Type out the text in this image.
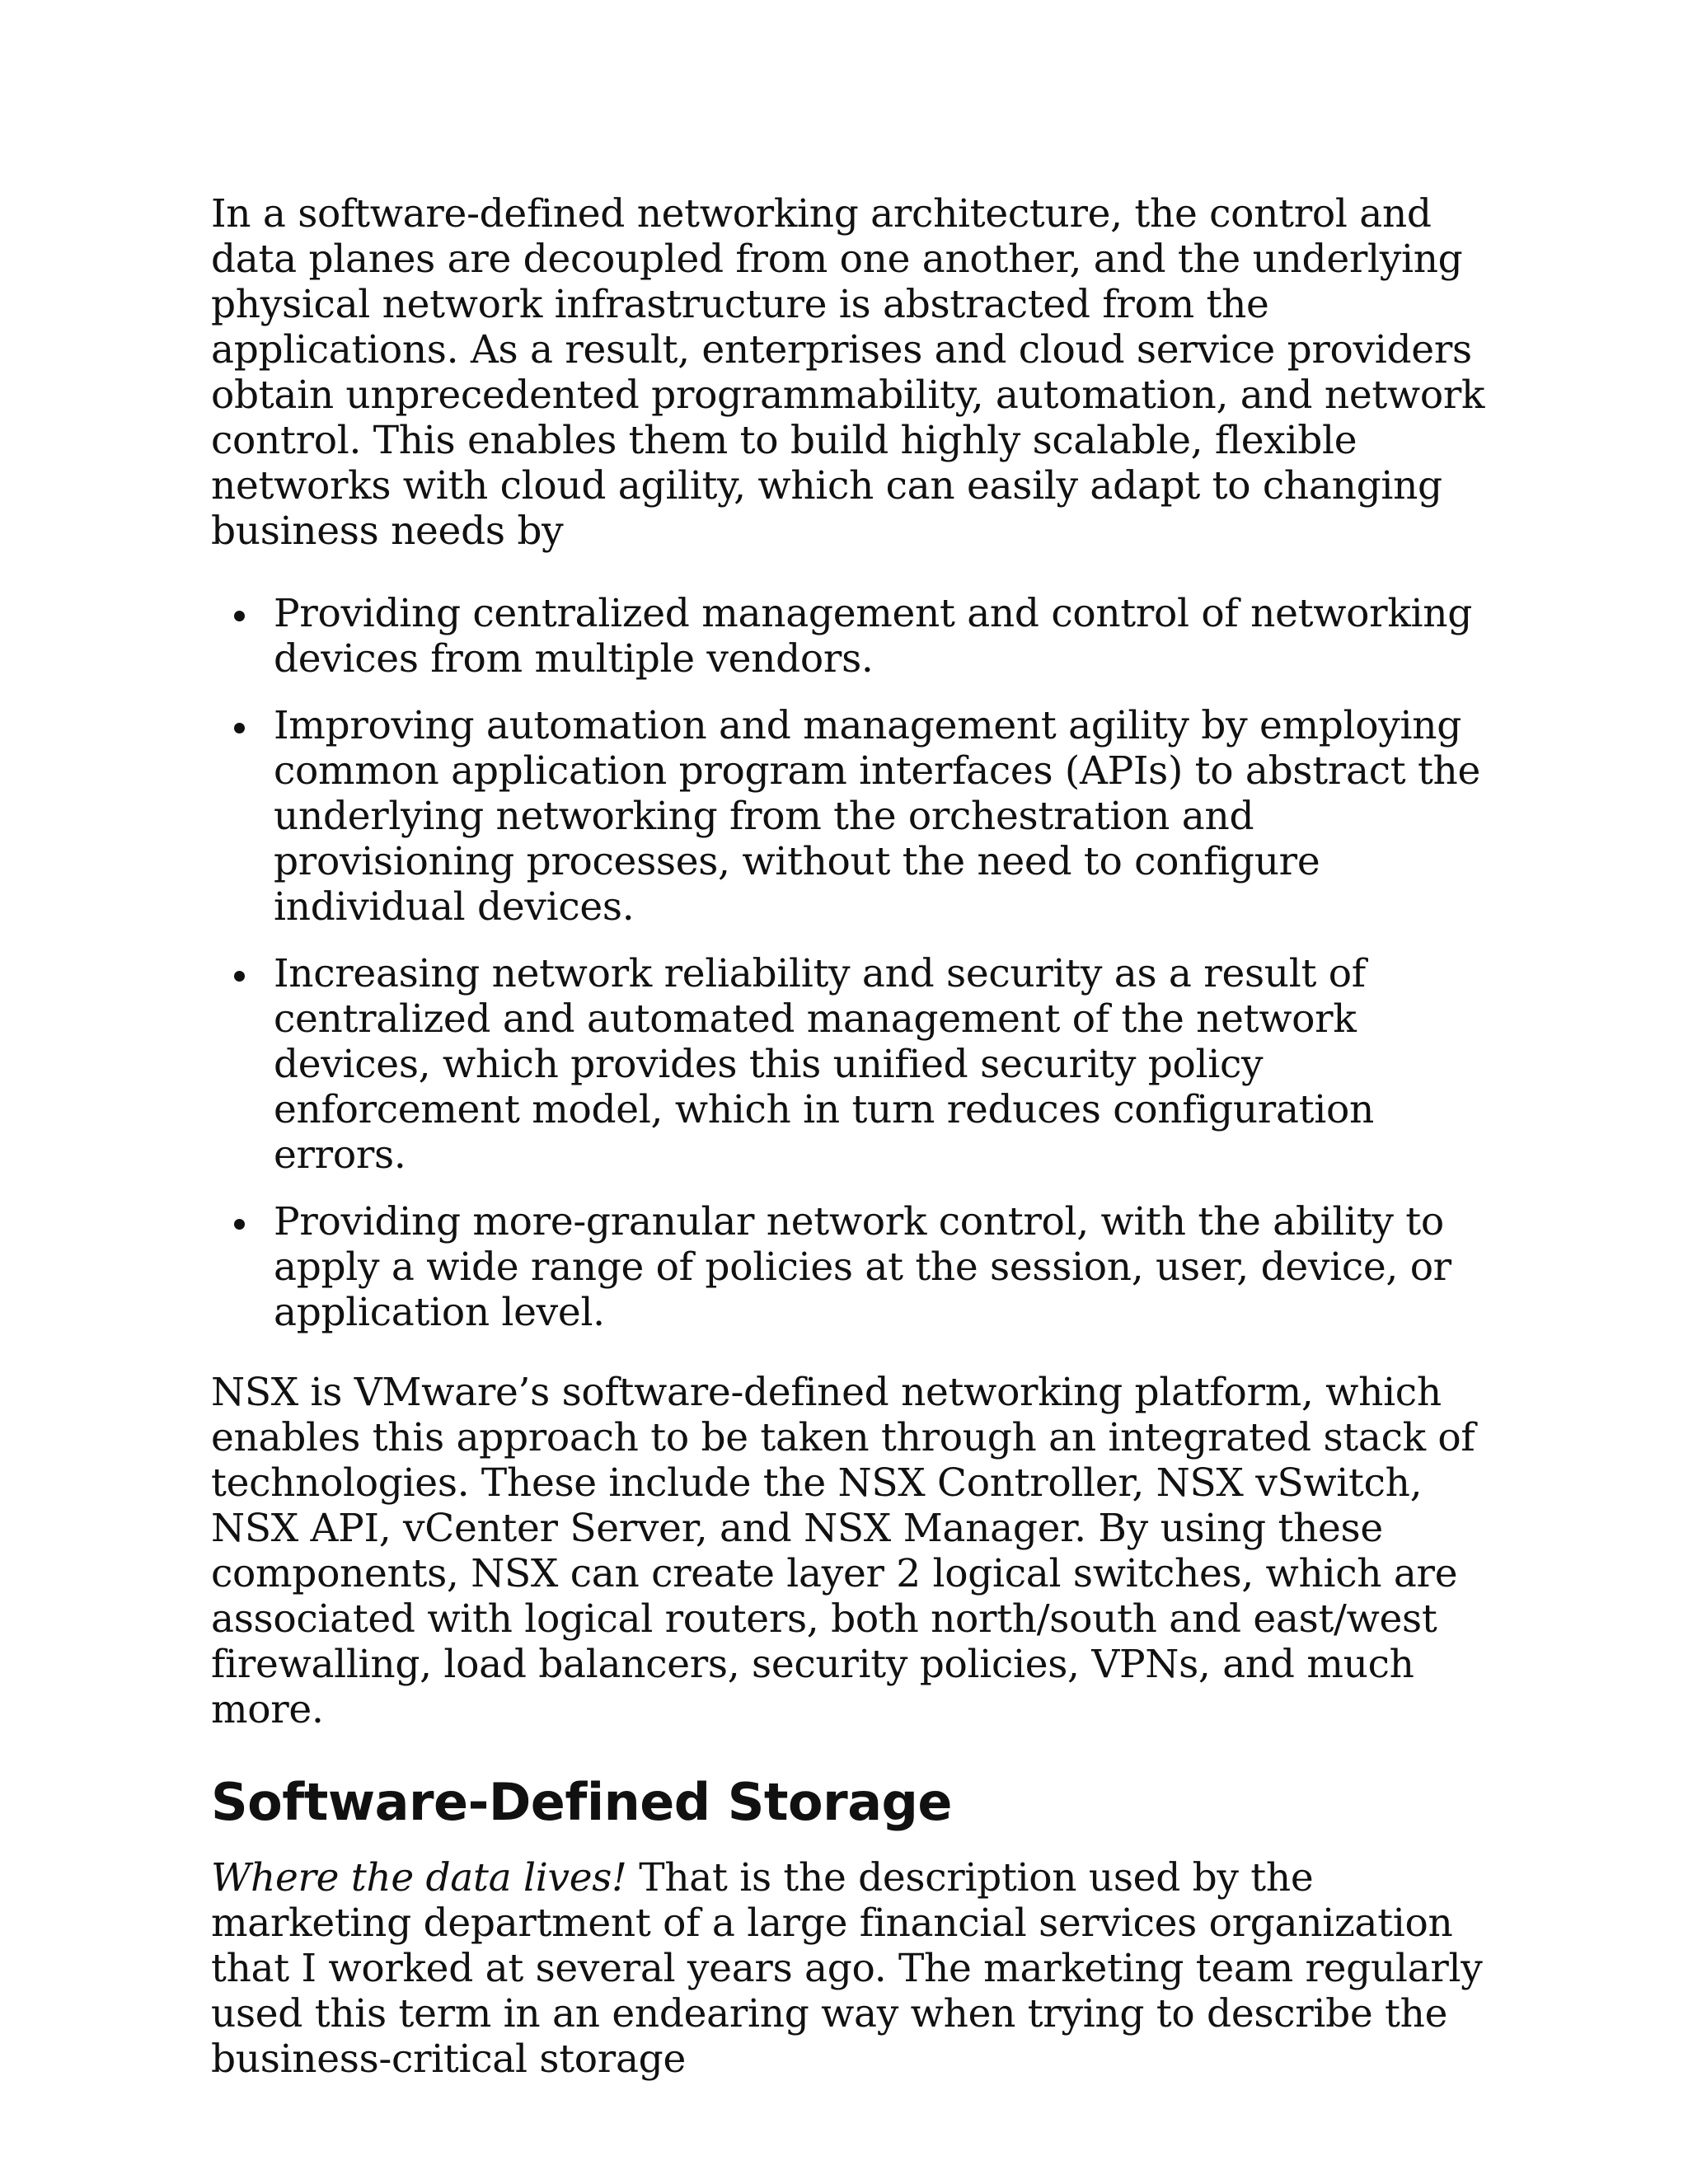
In a software-defined networking architecture, the control and data planes are decoupled from one another, and the underlying physical network infrastructure is abstracted from the applications. As a result, enterprises and cloud service providers obtain unprecedented programmability, automation, and network control. This enables them to build highly scalable, flexible networks with cloud agility, which can easily adapt to changing business needs by

Providing centralized management and control of networking devices from multiple vendors.
Improving automation and management agility by employing common application program interfaces (APIs) to abstract the underlying networking from the orchestration and provisioning processes, without the need to configure individual devices.
Increasing network reliability and security as a result of centralized and automated management of the network devices, which provides this unified security policy enforcement model, which in turn reduces configuration errors.
Providing more-granular network control, with the ability to apply a wide range of policies at the session, user, device, or application level.

NSX is VMware’s software-defined networking platform, which enables this approach to be taken through an integrated stack of technologies. These include the NSX Controller, NSX vSwitch, NSX API, vCenter Server, and NSX Manager. By using these components, NSX can create layer 2 logical switches, which are associated with logical routers, both north/south and east/west firewalling, load balancers, security policies, VPNs, and much more.

Software-Defined Storage

Where the data lives! That is the description used by the marketing department of a large financial services organization that I worked at several years ago. The marketing team regularly used this term in an endearing way when trying to describe the business-critical storage
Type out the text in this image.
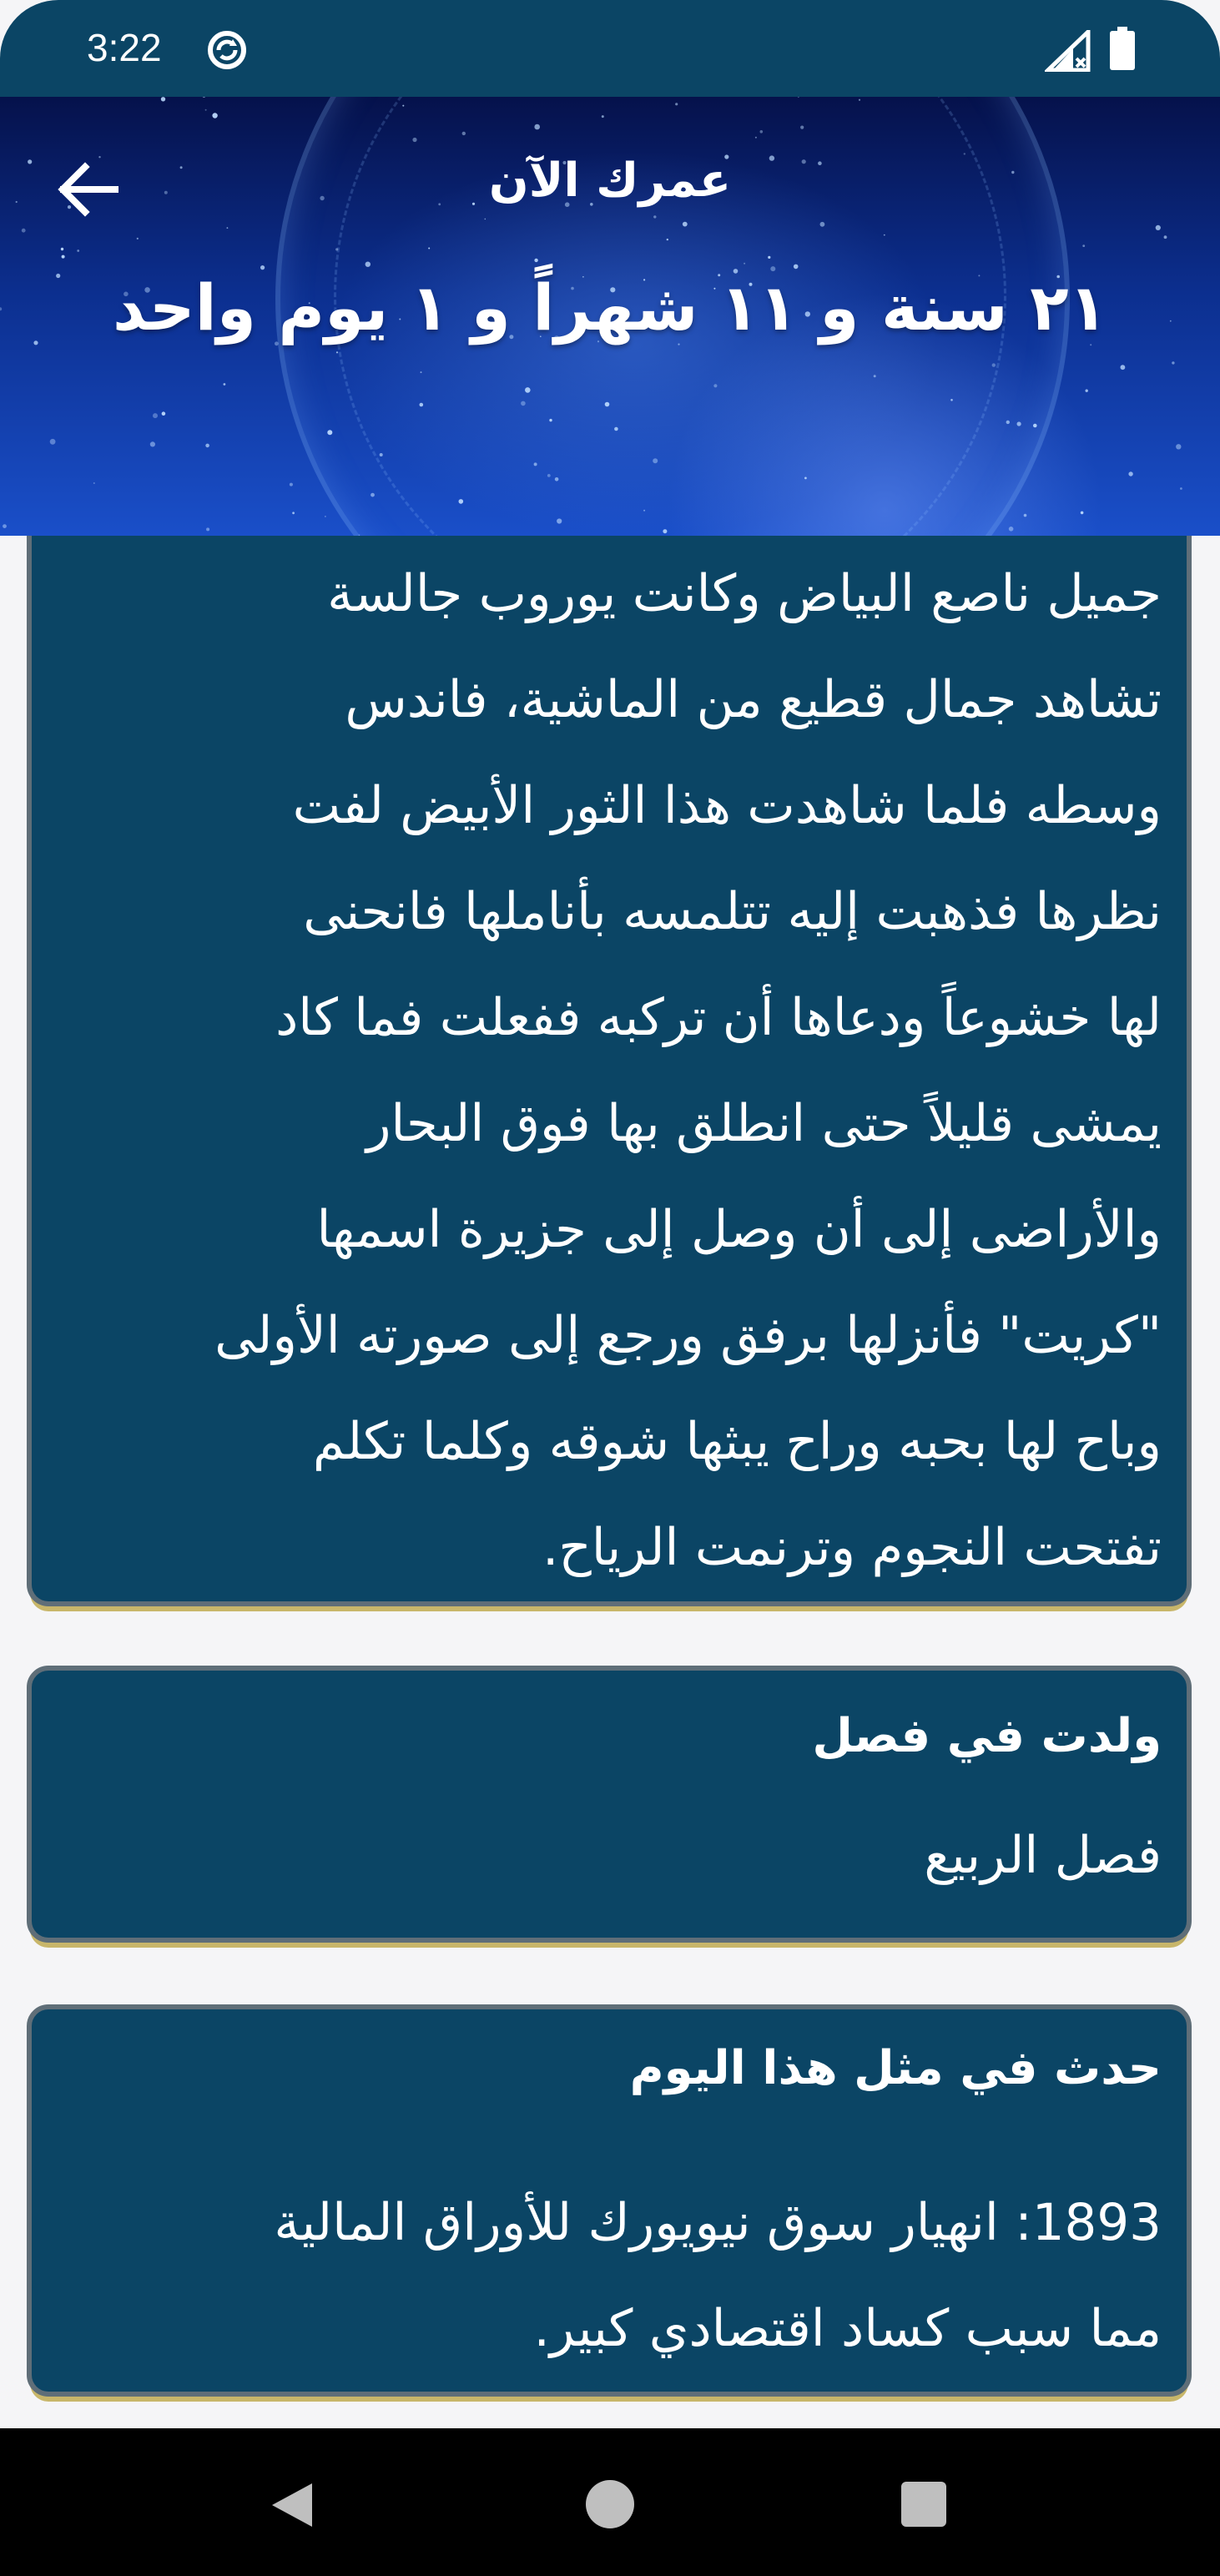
جميل ناصع البياض وكانت يوروب جالسة
تشاهد جمال قطيع من الماشية، فاندس
وسطه فلما شاهدت هذا الثور الأبيض لفت
نظرها فذهبت إليه تتلمسه بأناملها فانحنى
لها خشوعاً ودعاها أن تركبه ففعلت فما كاد
يمشى قليلاً حتى انطلق بها فوق البحار
والأراضى إلى أن وصل إلى جزيرة اسمها
"كريت" فأنزلها برفق ورجع إلى صورته الأولى
وباح لها بحبه وراح يبثها شوقه وكلما تكلم
تفتحت النجوم وترنمت الرياح.
ولدت في فصل
فصل الربيع
حدث في مثل هذا اليوم
1893: انهيار سوق نيويورك للأوراق المالية
مما سبب كساد اقتصادي كبير.
3:22
عمرك الآن
٢١ سنة و ١١ شهراً و ١ يوم واحد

##########

→ EXERCISE TASK
Gather each line that holds "Providing".

→ RESULT OF THE EXERCISE
Providing centralized management and control of networking devices from multiple vendors.
Providing more-granular network control, with the ability to apply a wide range of policies at the session, user, device, or application level.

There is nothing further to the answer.